PROBLEM DETAILS
Type every record exactly as it appears.

## start GIVEN INFORMATION

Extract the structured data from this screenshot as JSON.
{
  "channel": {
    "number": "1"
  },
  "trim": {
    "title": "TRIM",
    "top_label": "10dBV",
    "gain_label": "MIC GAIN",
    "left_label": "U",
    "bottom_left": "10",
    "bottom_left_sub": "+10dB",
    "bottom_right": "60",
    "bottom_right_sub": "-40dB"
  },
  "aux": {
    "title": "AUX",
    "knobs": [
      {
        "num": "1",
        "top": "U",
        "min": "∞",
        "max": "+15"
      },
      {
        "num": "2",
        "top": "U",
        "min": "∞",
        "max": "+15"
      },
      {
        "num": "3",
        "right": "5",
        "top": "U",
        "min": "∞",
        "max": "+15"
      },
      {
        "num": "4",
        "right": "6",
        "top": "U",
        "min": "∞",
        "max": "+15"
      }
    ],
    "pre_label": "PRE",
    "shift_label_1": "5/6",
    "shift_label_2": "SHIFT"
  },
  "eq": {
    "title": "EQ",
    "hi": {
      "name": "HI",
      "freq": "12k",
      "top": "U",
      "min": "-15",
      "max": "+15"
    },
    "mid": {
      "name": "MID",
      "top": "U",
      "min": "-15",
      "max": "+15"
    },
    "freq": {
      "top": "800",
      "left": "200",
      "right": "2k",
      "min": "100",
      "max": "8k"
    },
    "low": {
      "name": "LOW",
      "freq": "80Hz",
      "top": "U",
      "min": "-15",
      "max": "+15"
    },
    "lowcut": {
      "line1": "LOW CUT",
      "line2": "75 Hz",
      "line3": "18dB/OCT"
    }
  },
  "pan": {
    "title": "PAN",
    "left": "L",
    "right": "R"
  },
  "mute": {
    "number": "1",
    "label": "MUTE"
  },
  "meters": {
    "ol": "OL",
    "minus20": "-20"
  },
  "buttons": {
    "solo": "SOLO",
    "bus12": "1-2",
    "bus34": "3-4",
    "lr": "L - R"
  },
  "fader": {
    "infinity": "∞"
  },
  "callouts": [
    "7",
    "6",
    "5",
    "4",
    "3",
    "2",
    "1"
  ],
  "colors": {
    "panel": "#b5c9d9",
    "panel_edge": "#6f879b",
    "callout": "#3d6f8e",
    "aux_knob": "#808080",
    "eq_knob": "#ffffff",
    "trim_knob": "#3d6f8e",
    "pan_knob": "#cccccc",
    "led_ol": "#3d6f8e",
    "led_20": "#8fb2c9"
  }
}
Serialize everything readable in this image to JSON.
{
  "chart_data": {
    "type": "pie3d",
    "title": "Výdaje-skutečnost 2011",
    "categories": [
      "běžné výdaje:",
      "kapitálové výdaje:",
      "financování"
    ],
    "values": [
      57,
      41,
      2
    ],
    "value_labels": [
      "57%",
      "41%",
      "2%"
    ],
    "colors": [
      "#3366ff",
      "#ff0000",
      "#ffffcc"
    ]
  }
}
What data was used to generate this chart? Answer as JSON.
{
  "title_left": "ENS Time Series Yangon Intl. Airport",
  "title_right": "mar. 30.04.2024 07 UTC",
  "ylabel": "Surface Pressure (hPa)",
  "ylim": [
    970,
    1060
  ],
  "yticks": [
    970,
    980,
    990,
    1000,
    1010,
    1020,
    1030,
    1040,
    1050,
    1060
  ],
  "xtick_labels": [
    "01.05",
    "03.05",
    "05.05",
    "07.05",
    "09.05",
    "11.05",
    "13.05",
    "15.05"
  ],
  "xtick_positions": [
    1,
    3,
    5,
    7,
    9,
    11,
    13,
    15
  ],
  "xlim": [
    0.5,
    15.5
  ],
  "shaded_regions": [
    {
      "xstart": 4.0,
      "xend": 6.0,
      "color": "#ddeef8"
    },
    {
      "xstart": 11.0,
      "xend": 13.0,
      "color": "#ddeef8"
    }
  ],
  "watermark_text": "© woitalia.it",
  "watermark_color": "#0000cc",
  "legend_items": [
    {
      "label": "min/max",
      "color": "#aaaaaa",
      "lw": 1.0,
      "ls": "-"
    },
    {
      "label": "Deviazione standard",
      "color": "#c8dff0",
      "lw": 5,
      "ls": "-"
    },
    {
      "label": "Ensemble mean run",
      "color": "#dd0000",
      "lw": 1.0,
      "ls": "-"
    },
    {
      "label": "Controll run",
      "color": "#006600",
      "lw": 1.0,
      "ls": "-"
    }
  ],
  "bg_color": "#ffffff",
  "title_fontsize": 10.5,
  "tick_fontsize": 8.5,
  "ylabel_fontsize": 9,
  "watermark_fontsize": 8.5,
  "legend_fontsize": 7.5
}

## end GIVEN INFORMATION

REPLY
Extract the structured data from this screenshot as JSON.
{
  "channel": {
    "number": "1"
  },
  "trim": {
    "title": "TRIM",
    "top_label": "10dBV",
    "gain_label": "MIC GAIN",
    "left_label": "U",
    "bottom_left": "10",
    "bottom_left_sub": "+10dB",
    "bottom_right": "60",
    "bottom_right_sub": "-40dB"
  },
  "aux": {
    "title": "AUX",
    "knobs": [
      {
        "num": "1",
        "top": "U",
        "min": "∞",
        "max": "+15"
      },
      {
        "num": "2",
        "top": "U",
        "min": "∞",
        "max": "+15"
      },
      {
        "num": "3",
        "right": "5",
        "top": "U",
        "min": "∞",
        "max": "+15"
      },
      {
        "num": "4",
        "right": "6",
        "top": "U",
        "min": "∞",
        "max": "+15"
      }
    ],
    "pre_label": "PRE",
    "shift_label_1": "5/6",
    "shift_label_2": "SHIFT"
  },
  "eq": {
    "title": "EQ",
    "hi": {
      "name": "HI",
      "freq": "12k",
      "top": "U",
      "min": "-15",
      "max": "+15"
    },
    "mid": {
      "name": "MID",
      "top": "U",
      "min": "-15",
      "max": "+15"
    },
    "freq": {
      "top": "800",
      "left": "200",
      "right": "2k",
      "min": "100",
      "max": "8k"
    },
    "low": {
      "name": "LOW",
      "freq": "80Hz",
      "top": "U",
      "min": "-15",
      "max": "+15"
    },
    "lowcut": {
      "line1": "LOW CUT",
      "line2": "75 Hz",
      "line3": "18dB/OCT"
    }
  },
  "pan": {
    "title": "PAN",
    "left": "L",
    "right": "R"
  },
  "mute": {
    "number": "1",
    "label": "MUTE"
  },
  "meters": {
    "ol": "OL",
    "minus20": "-20"
  },
  "buttons": {
    "solo": "SOLO",
    "bus12": "1-2",
    "bus34": "3-4",
    "lr": "L - R"
  },
  "fader": {
    "infinity": "∞"
  },
  "callouts": [
    "7",
    "6",
    "5",
    "4",
    "3",
    "2",
    "1"
  ],
  "colors": {
    "panel": "#b5c9d9",
    "panel_edge": "#6f879b",
    "callout": "#3d6f8e",
    "aux_knob": "#808080",
    "eq_knob": "#ffffff",
    "trim_knob": "#3d6f8e",
    "pan_knob": "#cccccc",
    "led_ol": "#3d6f8e",
    "led_20": "#8fb2c9"
  }
}
Serialize everything readable in this image to JSON.
{
  "chart_data": {
    "type": "pie3d",
    "title": "Výdaje-skutečnost 2011",
    "categories": [
      "běžné výdaje:",
      "kapitálové výdaje:",
      "financování"
    ],
    "values": [
      57,
      41,
      2
    ],
    "value_labels": [
      "57%",
      "41%",
      "2%"
    ],
    "colors": [
      "#3366ff",
      "#ff0000",
      "#ffffcc"
    ]
  }
}
What data was used to generate this chart? Answer as JSON.
{
  "title_left": "ENS Time Series Yangon Intl. Airport",
  "title_right": "mar. 30.04.2024 07 UTC",
  "ylabel": "Surface Pressure (hPa)",
  "ylim": [
    970,
    1060
  ],
  "yticks": [
    970,
    980,
    990,
    1000,
    1010,
    1020,
    1030,
    1040,
    1050,
    1060
  ],
  "xtick_labels": [
    "01.05",
    "03.05",
    "05.05",
    "07.05",
    "09.05",
    "11.05",
    "13.05",
    "15.05"
  ],
  "xtick_positions": [
    1,
    3,
    5,
    7,
    9,
    11,
    13,
    15
  ],
  "xlim": [
    0.5,
    15.5
  ],
  "shaded_regions": [
    {
      "xstart": 4.0,
      "xend": 6.0,
      "color": "#ddeef8"
    },
    {
      "xstart": 11.0,
      "xend": 13.0,
      "color": "#ddeef8"
    }
  ],
  "watermark_text": "© woitalia.it",
  "watermark_color": "#0000cc",
  "legend_items": [
    {
      "label": "min/max",
      "color": "#aaaaaa",
      "lw": 1.0,
      "ls": "-"
    },
    {
      "label": "Deviazione standard",
      "color": "#c8dff0",
      "lw": 5,
      "ls": "-"
    },
    {
      "label": "Ensemble mean run",
      "color": "#dd0000",
      "lw": 1.0,
      "ls": "-"
    },
    {
      "label": "Controll run",
      "color": "#006600",
      "lw": 1.0,
      "ls": "-"
    }
  ],
  "bg_color": "#ffffff",
  "title_fontsize": 10.5,
  "tick_fontsize": 8.5,
  "ylabel_fontsize": 9,
  "watermark_fontsize": 8.5,
  "legend_fontsize": 7.5
}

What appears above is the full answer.